2024年9月28日土曜日

繕いながら生きていく

 繕いの多い生涯を送ってきました。

 人間関係を当たり障りのない見せかけの笑い顔で繕い、仕事のミスをとりあえず頭下げて繕い、女性の機嫌をモノでとり繕い、自分の才能のなさを「あのブドウは酸っぱいに違いない」と繕い、繕いすぎて元の自分がどんだだったのか分からんぐらいに繕ってきました。などとダメ人間文学風に始まっておりますナマジのブログですが、まあ人生そんなもんだろうから一々気にしちゃ始まんねぇって話で、本題は文字どおり、針と糸で繕うお話です。

 物価高で何でも高い。そういうときに限って使ってたモノが寿命をお迎えしなさる。まあしゃーないことであり、すべてのモノはいつか壊れるんだから、買い換えも必要である。特に釣り関係の、いわゆる”釣り具”に分類されるようなハリ、糸、竿、リールなんかにはご存じのように金使いまくりで、おかげで多少壊れて調子の悪い道具が生じたぐらいでは、すぐに別のものを代替として用意することすら可能であり、何ら問題がない(財政的には大問題である)。

 ところが、釣りに直接係わるけど、釣り具とはちょっと違うモノ、たとえば水くみバケツ、たとえば魚ばさみ、たとえばウェーダー、たとえば救命胴衣。なんていうのは、良いものがあるからと片っ端から買い集めるような収集の対象にはあまりなり得ず。良くてそろそろ古くなってきたなと思ったら、早めに次の候補を選定し確保して備えておく程度である。ウェーダーやカッパは値段とサイズの問題もあり、壊れてすぐ買うってわけにもいかないので、早め早めに準備はしている。とはいえ物価高騰の折、なるべくなら長く使い伸ばしたいと思うのが人情というもので、ウェーダーは昨年の秋シーズンにいい加減ぼろぼろだったけど「冬までもてば良い」とセメダインスーパーXとか駆使して修繕して、昨年の秋シーズン、今年の春シーズンと乗り切って、もういっちょ修繕して使えないかと試したものの、もうどこからともなく水がしみてきてビチャビチャになる状態で、穴をふさぐとかどうとかいう状態ではなかったので泣く泣く諦めて、今期から新しいウェーダーを下ろして使っている。シューズはソールが削れて薄くなっていたので、本体が壊れたシューズのフェルトソールを引っぺがして”ニコイチ”して復活させておいた。年間200以上釣りに行くとしても、ウェイダー履いて立ち込むのは50日もあるかないかだけど、一般の釣り人と比べたらもちろん酷使してる部類だと思うので、3~5年は修繕しながら持たせたいモノである。
**********
課題 - 上の抜粋の内容を2文で要約しなさい。

ページ要素の注釈
**********
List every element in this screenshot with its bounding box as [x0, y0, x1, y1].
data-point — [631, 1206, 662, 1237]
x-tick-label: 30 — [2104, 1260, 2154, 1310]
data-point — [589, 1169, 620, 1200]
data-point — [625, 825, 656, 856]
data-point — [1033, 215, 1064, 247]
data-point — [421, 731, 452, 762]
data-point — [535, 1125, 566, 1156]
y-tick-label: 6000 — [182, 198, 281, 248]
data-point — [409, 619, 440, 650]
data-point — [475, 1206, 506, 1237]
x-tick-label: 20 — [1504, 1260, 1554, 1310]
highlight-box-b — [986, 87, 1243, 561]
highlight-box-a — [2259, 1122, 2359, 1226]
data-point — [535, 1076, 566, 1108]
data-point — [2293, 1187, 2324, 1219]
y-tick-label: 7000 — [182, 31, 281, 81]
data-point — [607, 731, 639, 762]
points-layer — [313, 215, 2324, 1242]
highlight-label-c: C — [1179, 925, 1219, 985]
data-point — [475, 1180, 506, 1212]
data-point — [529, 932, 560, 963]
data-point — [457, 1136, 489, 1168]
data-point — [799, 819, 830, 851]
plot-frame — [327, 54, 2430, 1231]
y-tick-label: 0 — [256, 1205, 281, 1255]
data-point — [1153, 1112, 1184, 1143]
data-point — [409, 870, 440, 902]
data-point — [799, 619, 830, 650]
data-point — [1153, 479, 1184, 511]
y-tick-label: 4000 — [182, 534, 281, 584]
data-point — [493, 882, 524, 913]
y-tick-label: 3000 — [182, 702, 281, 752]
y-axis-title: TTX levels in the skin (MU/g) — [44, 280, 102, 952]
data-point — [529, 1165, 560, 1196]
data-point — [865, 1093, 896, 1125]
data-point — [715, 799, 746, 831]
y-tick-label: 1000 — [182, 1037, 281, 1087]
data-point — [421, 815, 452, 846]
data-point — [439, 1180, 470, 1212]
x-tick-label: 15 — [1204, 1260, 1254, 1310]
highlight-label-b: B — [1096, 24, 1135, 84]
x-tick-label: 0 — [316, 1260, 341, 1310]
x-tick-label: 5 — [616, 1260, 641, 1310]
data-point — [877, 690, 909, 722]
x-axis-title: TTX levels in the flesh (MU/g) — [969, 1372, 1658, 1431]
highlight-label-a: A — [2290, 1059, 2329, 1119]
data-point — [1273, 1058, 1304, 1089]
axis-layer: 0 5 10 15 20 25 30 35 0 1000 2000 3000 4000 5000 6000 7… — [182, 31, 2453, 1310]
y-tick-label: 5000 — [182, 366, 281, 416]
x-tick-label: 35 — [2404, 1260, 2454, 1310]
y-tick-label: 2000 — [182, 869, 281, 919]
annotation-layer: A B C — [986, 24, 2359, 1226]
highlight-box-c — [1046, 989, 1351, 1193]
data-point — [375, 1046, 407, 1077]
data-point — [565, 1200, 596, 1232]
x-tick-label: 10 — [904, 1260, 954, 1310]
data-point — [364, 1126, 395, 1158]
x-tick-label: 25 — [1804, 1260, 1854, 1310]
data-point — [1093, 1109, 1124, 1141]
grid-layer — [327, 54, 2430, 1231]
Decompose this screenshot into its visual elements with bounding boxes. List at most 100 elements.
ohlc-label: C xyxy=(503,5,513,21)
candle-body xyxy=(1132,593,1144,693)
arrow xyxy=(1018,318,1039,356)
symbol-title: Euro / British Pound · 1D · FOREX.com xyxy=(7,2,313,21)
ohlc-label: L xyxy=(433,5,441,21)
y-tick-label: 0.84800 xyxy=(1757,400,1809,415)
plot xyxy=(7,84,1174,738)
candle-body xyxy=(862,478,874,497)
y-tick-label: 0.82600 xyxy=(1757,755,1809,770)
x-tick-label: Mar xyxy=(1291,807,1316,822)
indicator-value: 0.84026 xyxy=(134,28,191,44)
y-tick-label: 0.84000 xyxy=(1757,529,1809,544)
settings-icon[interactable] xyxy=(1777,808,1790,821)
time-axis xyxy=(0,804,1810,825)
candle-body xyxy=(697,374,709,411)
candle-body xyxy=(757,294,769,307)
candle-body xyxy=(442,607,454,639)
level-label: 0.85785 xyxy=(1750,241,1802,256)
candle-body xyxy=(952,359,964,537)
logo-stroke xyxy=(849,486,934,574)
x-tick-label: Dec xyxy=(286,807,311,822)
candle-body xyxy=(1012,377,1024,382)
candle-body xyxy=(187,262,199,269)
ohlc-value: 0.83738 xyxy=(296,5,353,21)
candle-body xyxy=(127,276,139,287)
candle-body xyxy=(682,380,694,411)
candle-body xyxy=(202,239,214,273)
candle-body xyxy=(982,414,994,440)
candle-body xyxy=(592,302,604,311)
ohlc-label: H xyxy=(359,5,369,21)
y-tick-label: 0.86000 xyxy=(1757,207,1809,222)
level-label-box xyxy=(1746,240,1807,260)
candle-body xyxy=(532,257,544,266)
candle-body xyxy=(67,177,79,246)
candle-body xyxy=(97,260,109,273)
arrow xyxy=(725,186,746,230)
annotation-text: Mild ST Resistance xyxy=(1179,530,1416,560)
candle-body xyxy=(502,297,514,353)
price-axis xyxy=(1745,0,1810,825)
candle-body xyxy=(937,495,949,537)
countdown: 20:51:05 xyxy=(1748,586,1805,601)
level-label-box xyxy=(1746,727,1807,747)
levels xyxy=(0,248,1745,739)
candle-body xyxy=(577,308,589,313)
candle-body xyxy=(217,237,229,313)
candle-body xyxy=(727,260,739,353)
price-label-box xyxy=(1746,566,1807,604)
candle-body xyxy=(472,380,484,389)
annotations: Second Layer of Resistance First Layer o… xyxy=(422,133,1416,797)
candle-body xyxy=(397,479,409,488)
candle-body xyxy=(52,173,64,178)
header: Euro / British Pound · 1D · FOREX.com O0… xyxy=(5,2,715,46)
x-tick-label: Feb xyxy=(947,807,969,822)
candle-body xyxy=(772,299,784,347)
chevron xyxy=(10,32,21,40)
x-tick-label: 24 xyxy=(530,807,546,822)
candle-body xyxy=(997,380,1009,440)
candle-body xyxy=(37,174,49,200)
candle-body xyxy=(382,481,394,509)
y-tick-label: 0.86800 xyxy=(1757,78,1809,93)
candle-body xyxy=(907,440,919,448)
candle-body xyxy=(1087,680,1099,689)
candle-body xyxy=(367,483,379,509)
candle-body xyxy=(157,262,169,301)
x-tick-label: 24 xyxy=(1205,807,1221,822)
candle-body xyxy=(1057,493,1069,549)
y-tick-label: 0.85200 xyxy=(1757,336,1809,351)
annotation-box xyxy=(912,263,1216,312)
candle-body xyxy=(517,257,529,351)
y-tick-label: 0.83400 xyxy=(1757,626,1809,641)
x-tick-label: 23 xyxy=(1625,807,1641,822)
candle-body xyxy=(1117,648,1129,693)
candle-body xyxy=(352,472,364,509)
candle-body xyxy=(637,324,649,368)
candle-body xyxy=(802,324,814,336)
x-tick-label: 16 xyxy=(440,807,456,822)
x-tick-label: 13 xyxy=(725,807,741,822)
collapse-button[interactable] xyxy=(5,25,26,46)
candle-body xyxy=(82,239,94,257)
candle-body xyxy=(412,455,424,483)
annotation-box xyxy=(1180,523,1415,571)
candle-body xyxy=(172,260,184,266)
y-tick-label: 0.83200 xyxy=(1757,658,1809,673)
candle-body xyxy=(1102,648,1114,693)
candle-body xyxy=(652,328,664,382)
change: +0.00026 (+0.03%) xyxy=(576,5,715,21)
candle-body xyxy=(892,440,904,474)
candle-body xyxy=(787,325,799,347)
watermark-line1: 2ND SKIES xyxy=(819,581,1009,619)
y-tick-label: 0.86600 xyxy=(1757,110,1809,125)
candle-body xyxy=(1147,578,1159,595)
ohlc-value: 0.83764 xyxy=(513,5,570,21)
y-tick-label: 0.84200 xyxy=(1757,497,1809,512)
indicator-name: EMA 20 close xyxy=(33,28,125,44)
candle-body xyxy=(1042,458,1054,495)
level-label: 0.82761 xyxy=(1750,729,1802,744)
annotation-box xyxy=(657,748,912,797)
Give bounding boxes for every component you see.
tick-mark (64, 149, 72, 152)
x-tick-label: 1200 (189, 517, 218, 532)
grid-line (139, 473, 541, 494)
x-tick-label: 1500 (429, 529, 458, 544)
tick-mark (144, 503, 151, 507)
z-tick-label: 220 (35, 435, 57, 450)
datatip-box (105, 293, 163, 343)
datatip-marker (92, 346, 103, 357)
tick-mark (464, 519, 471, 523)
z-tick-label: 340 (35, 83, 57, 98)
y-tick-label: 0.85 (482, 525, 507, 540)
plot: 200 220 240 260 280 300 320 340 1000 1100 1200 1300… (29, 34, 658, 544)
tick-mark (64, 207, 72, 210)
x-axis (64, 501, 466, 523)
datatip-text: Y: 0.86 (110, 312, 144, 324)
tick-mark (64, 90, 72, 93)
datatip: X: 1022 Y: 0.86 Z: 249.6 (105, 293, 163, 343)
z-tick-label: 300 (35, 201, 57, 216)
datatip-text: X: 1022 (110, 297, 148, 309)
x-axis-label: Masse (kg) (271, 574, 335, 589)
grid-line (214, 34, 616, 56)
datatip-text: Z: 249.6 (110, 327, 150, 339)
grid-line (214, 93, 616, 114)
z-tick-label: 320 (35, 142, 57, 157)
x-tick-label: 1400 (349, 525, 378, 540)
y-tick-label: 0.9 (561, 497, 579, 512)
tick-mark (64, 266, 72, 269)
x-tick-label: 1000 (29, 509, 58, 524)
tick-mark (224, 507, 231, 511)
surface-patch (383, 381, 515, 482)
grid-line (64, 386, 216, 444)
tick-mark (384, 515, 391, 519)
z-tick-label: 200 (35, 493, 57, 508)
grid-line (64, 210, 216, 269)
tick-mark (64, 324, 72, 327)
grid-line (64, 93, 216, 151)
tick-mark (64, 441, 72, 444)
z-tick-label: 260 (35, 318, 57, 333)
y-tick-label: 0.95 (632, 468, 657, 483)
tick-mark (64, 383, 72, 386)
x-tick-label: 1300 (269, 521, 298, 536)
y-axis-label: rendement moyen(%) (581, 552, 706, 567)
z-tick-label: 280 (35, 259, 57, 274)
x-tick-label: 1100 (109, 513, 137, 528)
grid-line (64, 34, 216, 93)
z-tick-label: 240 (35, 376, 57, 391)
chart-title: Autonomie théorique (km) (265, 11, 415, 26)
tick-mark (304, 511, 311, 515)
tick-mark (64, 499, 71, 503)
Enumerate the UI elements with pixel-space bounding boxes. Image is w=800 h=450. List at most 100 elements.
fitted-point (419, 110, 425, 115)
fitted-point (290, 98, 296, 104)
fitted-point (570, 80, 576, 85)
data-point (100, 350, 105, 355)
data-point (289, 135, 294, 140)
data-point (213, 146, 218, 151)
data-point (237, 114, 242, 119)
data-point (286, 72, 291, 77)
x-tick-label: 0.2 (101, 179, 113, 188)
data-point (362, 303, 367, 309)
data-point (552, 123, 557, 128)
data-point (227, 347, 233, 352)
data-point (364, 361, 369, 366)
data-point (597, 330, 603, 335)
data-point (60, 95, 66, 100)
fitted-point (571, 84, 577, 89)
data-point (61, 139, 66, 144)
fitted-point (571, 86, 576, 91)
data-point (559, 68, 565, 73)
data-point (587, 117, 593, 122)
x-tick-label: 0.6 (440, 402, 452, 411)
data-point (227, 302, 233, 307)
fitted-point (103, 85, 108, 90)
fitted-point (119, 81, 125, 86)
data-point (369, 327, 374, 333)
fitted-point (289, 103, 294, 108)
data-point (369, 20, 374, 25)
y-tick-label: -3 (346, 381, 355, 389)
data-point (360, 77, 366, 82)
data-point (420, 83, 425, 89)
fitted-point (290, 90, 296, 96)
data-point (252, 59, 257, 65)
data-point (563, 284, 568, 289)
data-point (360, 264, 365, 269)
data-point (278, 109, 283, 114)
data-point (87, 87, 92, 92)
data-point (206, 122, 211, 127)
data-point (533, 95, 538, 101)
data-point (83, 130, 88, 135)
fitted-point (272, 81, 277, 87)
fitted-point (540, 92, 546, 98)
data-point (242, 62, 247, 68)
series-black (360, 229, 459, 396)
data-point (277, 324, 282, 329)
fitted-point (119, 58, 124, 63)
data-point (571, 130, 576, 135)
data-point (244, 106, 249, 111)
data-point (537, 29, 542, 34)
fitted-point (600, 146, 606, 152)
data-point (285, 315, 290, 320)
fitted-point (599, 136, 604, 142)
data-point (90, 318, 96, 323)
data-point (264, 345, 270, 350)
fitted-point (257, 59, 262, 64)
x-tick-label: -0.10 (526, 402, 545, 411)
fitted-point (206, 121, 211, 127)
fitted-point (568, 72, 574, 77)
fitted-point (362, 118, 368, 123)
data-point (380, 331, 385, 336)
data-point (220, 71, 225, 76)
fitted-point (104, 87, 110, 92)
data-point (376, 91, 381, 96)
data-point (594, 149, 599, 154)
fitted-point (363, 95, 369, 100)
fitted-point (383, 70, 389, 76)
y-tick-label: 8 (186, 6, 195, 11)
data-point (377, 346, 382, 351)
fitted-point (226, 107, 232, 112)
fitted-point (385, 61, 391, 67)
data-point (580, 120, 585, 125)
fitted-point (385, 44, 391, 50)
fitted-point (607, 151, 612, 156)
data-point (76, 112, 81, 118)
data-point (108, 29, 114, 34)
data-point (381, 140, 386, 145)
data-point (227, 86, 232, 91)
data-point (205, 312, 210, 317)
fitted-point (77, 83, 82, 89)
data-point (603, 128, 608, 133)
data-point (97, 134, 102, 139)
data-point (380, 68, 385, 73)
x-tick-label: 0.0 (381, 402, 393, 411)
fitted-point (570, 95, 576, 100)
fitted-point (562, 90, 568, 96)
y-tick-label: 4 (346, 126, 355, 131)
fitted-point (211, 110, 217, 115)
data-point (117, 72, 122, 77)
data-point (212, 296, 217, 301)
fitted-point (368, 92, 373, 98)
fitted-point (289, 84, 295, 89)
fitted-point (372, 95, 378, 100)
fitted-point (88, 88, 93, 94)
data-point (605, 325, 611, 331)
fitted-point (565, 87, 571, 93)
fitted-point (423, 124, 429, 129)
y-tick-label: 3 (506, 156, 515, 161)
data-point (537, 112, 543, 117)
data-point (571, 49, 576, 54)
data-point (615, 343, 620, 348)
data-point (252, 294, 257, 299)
**********
解答 - 物価高の中、釣り具は代替を用意できるが、ウェーダーのように釣り具とは少し違う道具は、なるべく長く使い伸ばしたいと述べている。ウェーダーはセメダインスーパーXなどで修繕して昨年の秋と今年の春のシーズンを乗り切ったが、水がしみるようになったので諦めて新しいものを下ろし、シューズは本体が壊れたシューズのフェルトソールを使って復活させた。